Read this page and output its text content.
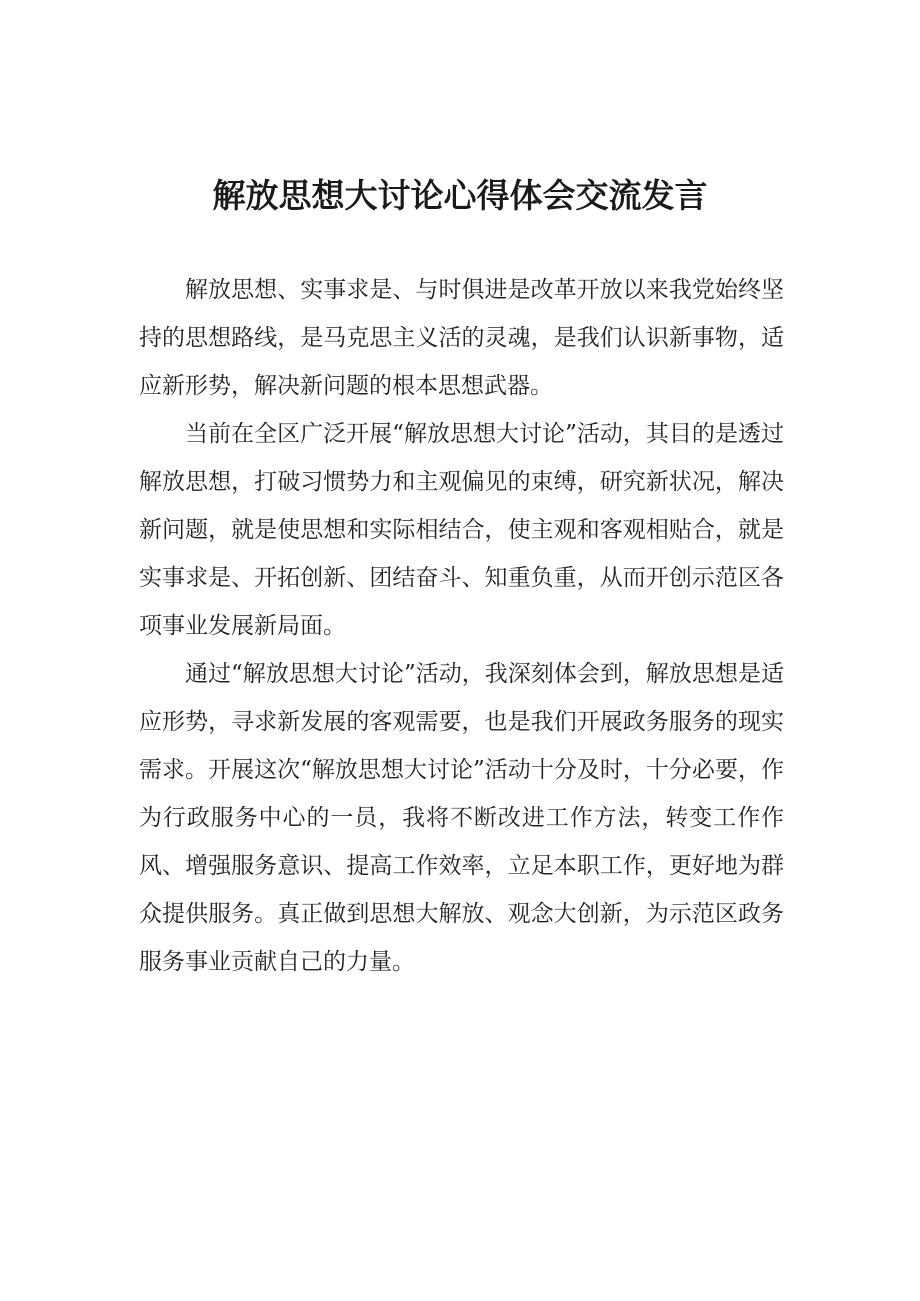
解放思想大讨论心得体会交流发言

解放思想、实事求是、与时俱进是改革开放以来我党始终坚持的思想路线，是马克思主义活的灵魂，是我们认识新事物，适应新形势，解决新问题的根本思想武器。

当前在全区广泛开展“解放思想大讨论”活动，其目的是透过解放思想，打破习惯势力和主观偏见的束缚，研究新状况，解决新问题，就是使思想和实际相结合，使主观和客观相贴合，就是实事求是、开拓创新、团结奋斗、知重负重，从而开创示范区各项事业发展新局面。

通过“解放思想大讨论”活动，我深刻体会到，解放思想是适应形势，寻求新发展的客观需要，也是我们开展政务服务的现实需求。开展这次“解放思想大讨论”活动十分及时，十分必要，作为行政服务中心的一员，我将不断改进工作方法，转变工作作风、增强服务意识、提高工作效率，立足本职工作，更好地为群众提供服务。真正做到思想大解放、观念大创新，为示范区政务服务事业贡献自己的力量。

· · · · · · ·

Without including any pictures, please restate all the records exactly.

Read this page and output its text content.
解放思想大讨论心得体会交流发言

解放思想、实事求是、与时俱进是改革开放以来我党始终坚持的思想路线，是马克思主义活的灵魂，是我们认识新事物，适应新形势，解决新问题的根本思想武器。

当前在全区广泛开展“解放思想大讨论”活动，其目的是透过解放思想，打破习惯势力和主观偏见的束缚，研究新状况，解决新问题，就是使思想和实际相结合，使主观和客观相贴合，就是实事求是、开拓创新、团结奋斗、知重负重，从而开创示范区各项事业发展新局面。

通过“解放思想大讨论”活动，我深刻体会到，解放思想是适应形势，寻求新发展的客观需要，也是我们开展政务服务的现实需求。开展这次“解放思想大讨论”活动十分及时，十分必要，作为行政服务中心的一员，我将不断改进工作方法，转变工作作风、增强服务意识、提高工作效率，立足本职工作，更好地为群众提供服务。真正做到思想大解放、观念大创新，为示范区政务服务事业贡献自己的力量。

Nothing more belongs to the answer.